● AIM
Extract every line that contains the string "tres".

● DATASET EXTRACT
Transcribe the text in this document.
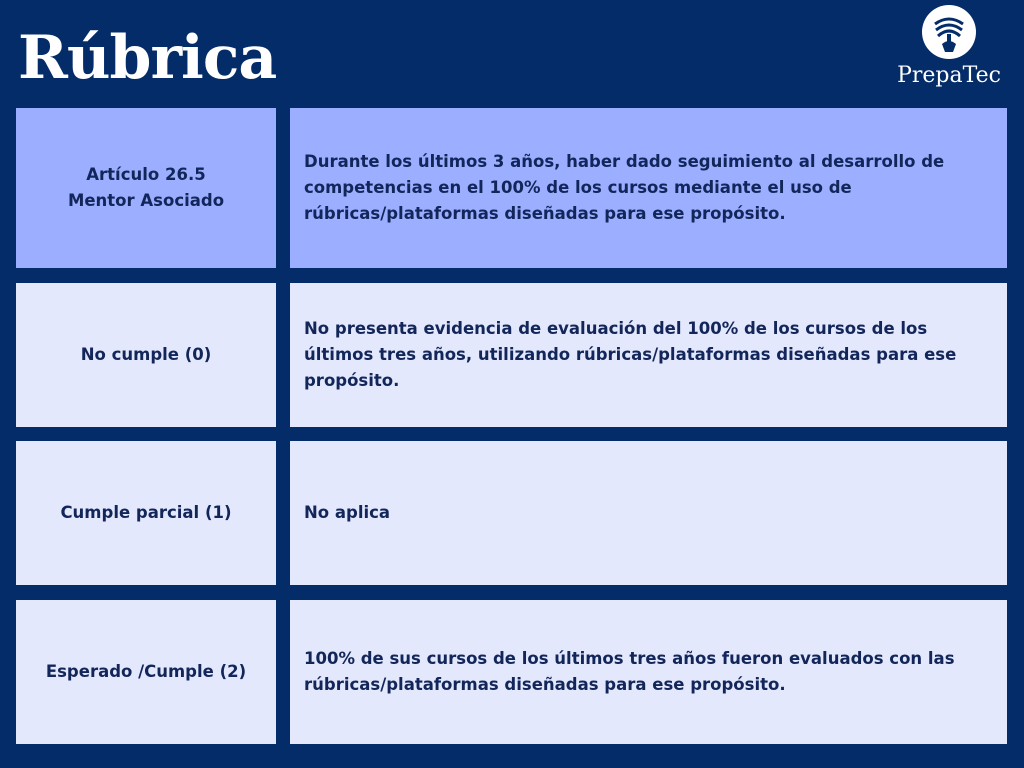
Rúbrica	PrepaTec
Artículo 26.5
Mentor Asociado
Durante los últimos 3 años, haber dado seguimiento al desarrollo de competencias en el 100% de los cursos mediante el uso de rúbricas/plataformas diseñadas para ese propósito.
No cumple (0)
No presenta evidencia de evaluación del 100% de los cursos de los últimos tres años, utilizando rúbricas/plataformas diseñadas para ese propósito.
Cumple parcial (1)	No aplica
Esperado /Cumple (2)
100% de sus cursos de los últimos tres años fueron evaluados con las rúbricas/plataformas diseñadas para ese propósito.
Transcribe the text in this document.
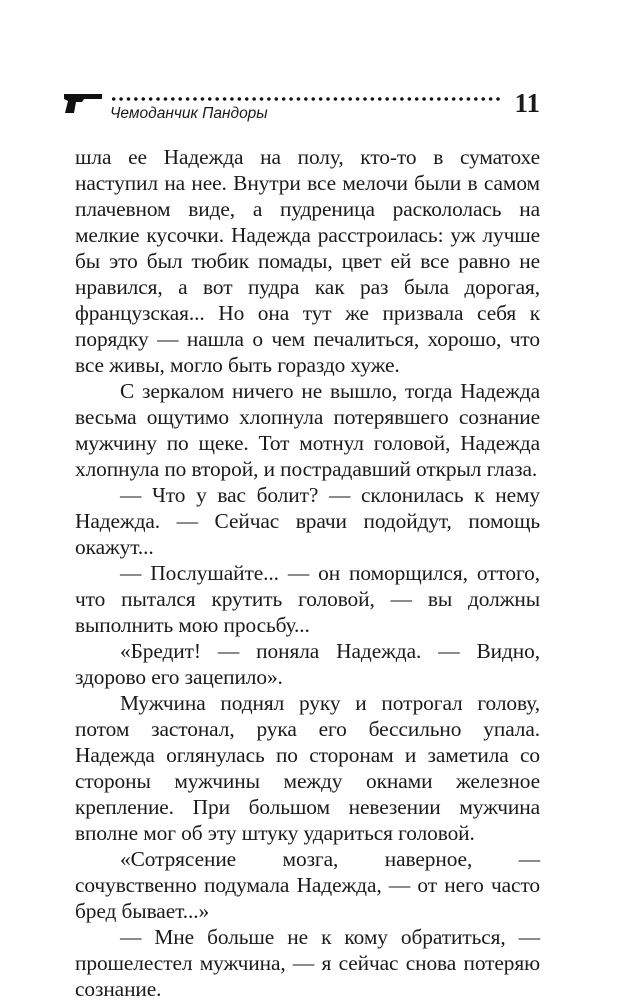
Чемоданчик Пандоры	11

шла ее Надежда на полу, кто-то в суматохе наступил на нее. Внутри все мелочи были в самом плачевном виде, а пудреница раскололась на мелкие кусочки. Надежда расстроилась: уж лучше бы это был тюбик помады, цвет ей все равно не нравился, а вот пудра как раз была дорогая, французская... Но она тут же призвала себя к порядку — нашла о чем печалиться, хорошо, что все живы, могло быть гораздо хуже.

С зеркалом ничего не вышло, тогда Надежда весьма ощутимо хлопнула потерявшего сознание мужчину по щеке. Тот мотнул головой, Надежда хлопнула по второй, и пострадавший открыл глаза.

— Что у вас болит? — склонилась к нему Надежда. — Сейчас врачи подойдут, помощь окажут...

— Послушайте... — он поморщился, оттого, что пытался крутить головой, — вы должны выполнить мою просьбу...

«Бредит! — поняла Надежда. — Видно, здорово его зацепило».

Мужчина поднял руку и потрогал голову, потом застонал, рука его бессильно упала. Надежда оглянулась по сторонам и заметила со стороны мужчины между окнами железное крепление. При большом невезении мужчина вполне мог об эту штуку удариться головой.

«Сотрясение мозга, наверное, — сочувственно подумала Надежда, — от него часто бред бывает...»

— Мне больше не к кому обратиться, — прошелестел мужчина, — я сейчас снова потеряю сознание.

● RESULT FOR THIS EXERCISE
No presenta evidencia de evaluación del 100% de los cursos de los últimos tres años, utilizando rúbricas/plataformas diseñadas para ese propósito.
100% de sus cursos de los últimos tres años fueron evaluados con las rúbricas/plataformas diseñadas para ese propósito.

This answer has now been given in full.